Task to complete –
Each line that includes the word "grid" counts once; give the total and nothing more.

---------- Data for processing ----------

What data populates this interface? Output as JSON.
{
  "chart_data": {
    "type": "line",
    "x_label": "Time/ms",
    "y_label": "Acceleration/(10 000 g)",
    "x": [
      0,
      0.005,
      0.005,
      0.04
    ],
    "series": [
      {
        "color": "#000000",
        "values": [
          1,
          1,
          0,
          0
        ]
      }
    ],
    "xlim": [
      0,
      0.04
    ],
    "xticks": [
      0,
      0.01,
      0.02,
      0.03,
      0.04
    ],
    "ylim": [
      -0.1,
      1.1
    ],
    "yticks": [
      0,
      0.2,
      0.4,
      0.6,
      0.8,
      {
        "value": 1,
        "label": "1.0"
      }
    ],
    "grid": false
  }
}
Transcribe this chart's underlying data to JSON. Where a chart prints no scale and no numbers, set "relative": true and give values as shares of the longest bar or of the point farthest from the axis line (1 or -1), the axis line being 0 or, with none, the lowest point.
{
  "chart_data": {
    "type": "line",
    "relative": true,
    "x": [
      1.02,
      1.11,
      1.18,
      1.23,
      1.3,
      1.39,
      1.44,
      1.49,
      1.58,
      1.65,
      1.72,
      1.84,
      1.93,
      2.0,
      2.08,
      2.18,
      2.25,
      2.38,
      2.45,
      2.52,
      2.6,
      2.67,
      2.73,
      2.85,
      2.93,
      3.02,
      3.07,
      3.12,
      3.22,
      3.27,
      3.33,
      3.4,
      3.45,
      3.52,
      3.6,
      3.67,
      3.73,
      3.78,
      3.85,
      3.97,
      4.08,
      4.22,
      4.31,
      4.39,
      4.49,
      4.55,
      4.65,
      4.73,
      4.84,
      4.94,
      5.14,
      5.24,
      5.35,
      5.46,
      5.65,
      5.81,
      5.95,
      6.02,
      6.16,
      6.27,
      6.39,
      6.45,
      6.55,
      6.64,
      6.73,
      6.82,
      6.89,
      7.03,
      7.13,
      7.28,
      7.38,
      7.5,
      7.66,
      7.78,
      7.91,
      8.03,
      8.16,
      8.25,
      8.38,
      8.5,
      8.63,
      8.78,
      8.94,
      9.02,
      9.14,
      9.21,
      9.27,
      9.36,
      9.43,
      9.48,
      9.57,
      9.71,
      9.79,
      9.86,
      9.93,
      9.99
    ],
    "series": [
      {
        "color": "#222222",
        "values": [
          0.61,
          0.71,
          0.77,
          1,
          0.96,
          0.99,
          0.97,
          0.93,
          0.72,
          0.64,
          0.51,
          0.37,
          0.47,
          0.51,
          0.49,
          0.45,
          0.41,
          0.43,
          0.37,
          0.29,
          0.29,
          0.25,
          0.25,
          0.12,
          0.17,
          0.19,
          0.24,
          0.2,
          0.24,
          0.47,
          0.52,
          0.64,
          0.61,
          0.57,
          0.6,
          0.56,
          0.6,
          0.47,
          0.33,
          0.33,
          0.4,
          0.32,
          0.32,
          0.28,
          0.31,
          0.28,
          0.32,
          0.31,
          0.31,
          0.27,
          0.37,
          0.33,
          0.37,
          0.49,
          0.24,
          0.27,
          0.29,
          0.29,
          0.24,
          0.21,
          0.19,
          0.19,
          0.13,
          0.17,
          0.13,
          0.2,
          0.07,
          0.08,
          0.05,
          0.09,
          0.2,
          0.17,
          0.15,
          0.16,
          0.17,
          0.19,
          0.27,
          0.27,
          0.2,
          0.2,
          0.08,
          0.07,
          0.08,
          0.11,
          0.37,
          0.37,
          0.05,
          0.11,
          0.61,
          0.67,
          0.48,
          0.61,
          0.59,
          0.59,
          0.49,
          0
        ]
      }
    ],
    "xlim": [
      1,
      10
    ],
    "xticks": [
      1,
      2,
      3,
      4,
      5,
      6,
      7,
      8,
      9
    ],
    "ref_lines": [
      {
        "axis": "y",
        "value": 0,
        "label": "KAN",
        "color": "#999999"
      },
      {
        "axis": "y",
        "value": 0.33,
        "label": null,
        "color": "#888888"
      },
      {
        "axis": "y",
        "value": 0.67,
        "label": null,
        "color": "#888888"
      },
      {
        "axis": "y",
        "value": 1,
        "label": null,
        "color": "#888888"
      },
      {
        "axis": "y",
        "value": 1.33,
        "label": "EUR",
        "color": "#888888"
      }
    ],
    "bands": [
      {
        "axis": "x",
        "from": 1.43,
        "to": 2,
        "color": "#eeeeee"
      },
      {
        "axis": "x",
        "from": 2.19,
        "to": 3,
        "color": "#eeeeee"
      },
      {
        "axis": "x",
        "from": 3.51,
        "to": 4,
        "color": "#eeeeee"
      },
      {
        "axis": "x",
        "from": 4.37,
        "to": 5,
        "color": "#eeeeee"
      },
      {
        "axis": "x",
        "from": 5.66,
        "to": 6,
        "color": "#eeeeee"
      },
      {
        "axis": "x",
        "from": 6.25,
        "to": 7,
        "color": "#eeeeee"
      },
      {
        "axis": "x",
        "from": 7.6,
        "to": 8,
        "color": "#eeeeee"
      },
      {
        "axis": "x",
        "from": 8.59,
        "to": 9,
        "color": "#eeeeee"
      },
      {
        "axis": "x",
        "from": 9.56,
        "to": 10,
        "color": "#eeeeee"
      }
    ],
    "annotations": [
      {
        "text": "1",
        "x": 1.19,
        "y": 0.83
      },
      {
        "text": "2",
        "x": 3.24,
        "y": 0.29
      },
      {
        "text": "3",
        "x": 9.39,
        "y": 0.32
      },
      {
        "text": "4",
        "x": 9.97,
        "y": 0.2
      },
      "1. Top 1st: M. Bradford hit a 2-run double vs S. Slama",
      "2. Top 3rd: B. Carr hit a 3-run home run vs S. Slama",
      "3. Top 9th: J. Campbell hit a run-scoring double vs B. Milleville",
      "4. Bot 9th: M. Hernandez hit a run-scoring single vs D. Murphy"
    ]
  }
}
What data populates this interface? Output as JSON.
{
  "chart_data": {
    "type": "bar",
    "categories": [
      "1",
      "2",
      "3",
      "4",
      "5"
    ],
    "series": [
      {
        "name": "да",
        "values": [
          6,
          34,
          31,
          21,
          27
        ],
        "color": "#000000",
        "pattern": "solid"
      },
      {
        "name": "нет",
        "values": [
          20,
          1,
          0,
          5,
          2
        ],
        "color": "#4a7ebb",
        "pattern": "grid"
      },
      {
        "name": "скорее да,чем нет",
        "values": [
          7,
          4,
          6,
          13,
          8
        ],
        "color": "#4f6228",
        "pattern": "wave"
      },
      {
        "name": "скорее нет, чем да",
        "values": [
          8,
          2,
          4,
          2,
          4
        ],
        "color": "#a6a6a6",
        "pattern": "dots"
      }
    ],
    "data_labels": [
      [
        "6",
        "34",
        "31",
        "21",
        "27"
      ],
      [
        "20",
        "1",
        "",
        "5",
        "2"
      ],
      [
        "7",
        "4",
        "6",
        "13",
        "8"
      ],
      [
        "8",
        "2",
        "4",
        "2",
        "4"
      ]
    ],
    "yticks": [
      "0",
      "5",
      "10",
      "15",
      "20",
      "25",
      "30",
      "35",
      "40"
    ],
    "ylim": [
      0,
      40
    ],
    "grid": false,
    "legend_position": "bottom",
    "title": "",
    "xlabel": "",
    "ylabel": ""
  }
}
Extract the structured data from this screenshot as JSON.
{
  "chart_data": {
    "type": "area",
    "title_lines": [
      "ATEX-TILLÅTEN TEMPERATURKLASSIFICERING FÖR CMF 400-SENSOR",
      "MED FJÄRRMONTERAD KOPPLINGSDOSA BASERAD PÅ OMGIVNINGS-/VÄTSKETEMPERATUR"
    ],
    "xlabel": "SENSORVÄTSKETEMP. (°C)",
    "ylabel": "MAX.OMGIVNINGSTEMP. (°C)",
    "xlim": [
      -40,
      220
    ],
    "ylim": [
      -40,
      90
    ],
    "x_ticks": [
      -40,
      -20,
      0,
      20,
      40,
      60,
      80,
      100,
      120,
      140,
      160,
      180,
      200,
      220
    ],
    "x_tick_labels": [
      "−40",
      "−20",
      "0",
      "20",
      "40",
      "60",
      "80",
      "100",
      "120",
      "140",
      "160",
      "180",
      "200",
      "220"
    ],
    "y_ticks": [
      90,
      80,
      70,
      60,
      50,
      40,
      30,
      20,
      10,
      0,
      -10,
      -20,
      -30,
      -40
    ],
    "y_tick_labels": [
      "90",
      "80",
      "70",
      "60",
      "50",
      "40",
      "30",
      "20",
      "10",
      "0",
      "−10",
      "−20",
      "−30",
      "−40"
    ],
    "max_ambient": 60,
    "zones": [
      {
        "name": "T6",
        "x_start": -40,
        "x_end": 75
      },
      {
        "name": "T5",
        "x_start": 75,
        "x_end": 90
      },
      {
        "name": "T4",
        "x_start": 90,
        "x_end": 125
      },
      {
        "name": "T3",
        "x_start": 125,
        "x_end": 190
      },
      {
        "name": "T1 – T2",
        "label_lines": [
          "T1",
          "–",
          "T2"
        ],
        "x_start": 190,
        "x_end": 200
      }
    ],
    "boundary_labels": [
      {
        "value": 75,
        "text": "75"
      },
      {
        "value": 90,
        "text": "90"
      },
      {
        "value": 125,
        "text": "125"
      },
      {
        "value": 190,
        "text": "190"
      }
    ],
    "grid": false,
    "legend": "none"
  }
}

----------

Response below –
4